Bounding box entries:
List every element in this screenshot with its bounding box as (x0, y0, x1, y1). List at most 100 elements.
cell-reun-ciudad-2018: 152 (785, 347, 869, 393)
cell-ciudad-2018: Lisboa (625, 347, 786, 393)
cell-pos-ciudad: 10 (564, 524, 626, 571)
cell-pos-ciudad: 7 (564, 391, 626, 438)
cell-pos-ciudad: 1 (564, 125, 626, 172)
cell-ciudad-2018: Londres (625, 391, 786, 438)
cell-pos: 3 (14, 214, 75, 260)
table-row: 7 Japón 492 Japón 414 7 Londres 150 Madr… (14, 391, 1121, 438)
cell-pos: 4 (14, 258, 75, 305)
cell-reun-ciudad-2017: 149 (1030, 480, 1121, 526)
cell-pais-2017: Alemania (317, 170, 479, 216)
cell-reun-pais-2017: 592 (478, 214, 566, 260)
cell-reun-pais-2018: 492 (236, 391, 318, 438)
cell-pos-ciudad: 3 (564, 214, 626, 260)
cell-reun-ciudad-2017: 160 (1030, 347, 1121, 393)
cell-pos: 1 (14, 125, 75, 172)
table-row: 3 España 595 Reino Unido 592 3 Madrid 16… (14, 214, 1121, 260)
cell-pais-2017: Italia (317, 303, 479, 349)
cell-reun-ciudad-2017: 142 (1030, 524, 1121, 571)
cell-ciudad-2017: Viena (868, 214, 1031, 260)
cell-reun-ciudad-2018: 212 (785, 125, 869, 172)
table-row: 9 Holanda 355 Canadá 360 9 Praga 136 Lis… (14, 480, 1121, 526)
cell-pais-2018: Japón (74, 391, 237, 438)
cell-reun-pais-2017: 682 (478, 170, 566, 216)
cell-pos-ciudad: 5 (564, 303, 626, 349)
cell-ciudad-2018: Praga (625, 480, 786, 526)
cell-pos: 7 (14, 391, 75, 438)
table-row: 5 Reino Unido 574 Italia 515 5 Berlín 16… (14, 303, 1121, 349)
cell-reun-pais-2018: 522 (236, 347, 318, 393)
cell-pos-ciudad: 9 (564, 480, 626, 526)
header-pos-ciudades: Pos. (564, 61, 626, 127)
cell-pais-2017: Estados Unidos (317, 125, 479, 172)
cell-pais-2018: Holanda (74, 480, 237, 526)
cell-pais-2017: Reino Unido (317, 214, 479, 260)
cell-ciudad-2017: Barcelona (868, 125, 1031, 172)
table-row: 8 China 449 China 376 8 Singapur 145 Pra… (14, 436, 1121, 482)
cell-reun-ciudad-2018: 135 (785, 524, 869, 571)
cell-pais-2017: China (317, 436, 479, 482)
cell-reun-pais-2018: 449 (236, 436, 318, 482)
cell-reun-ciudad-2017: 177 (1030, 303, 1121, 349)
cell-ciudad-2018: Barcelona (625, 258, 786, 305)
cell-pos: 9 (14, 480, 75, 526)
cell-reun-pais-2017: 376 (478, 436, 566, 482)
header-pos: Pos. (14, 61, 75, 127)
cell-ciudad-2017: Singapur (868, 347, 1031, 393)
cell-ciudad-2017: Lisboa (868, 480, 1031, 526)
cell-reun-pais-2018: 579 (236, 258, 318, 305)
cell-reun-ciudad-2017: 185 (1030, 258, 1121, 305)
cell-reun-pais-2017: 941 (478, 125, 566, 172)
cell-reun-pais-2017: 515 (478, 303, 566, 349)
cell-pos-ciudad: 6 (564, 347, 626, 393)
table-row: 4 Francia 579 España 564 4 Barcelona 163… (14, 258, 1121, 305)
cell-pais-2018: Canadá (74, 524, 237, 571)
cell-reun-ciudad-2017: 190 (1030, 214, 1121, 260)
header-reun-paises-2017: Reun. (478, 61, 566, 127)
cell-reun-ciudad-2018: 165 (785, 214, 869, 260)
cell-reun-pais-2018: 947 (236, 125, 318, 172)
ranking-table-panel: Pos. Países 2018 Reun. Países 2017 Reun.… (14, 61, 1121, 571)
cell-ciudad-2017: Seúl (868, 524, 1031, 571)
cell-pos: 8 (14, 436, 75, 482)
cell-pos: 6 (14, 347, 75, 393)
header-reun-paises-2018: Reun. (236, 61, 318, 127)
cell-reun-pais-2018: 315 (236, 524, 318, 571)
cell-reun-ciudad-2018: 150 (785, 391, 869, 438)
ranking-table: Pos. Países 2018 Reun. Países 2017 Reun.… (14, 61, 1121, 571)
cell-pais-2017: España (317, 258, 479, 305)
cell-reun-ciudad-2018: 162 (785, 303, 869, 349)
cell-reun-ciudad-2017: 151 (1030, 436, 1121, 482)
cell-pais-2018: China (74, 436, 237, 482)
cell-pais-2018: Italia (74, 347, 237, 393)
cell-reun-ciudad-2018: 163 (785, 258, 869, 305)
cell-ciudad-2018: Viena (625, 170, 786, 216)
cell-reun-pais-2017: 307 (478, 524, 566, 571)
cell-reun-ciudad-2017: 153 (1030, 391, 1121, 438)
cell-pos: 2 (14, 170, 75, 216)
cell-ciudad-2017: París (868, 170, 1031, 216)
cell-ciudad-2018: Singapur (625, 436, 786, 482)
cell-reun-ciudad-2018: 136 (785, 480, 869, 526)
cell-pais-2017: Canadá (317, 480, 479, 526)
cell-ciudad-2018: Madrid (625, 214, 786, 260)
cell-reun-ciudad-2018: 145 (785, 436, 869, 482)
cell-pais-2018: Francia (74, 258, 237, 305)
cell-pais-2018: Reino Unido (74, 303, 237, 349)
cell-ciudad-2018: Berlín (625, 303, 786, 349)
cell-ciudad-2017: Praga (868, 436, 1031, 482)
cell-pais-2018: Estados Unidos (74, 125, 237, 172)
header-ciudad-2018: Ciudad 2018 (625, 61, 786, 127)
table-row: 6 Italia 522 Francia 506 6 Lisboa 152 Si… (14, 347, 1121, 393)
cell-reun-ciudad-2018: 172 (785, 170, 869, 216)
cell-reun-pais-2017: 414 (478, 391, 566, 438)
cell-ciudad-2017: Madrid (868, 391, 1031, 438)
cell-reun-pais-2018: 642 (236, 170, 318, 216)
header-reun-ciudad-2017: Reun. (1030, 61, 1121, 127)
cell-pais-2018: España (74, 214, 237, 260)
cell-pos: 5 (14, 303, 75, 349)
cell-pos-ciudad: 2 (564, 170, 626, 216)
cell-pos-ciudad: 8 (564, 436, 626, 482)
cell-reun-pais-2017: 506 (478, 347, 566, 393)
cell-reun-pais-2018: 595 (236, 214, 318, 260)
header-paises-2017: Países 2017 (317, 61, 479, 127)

■ **What to do**
Rewrite the records from the first line through the line with "cell-reun-pais-2018: 492 (236, 391, 318, 438)", both included, swapping every "Londres" for "London" and leaving everything else unchanged.

■ **Finished answer**
List every element in this screenshot with its bounding box as (x0, y0, x1, y1). List at most 100 elements.
cell-reun-ciudad-2018: 152 (785, 347, 869, 393)
cell-ciudad-2018: Lisboa (625, 347, 786, 393)
cell-pos-ciudad: 10 (564, 524, 626, 571)
cell-pos-ciudad: 7 (564, 391, 626, 438)
cell-pos-ciudad: 1 (564, 125, 626, 172)
cell-ciudad-2018: London (625, 391, 786, 438)
cell-pos: 3 (14, 214, 75, 260)
table-row: 7 Japón 492 Japón 414 7 London 150 Madr… (14, 391, 1121, 438)
cell-pos: 4 (14, 258, 75, 305)
cell-reun-ciudad-2017: 149 (1030, 480, 1121, 526)
cell-pais-2017: Alemania (317, 170, 479, 216)
cell-reun-pais-2017: 592 (478, 214, 566, 260)
cell-reun-pais-2018: 492 (236, 391, 318, 438)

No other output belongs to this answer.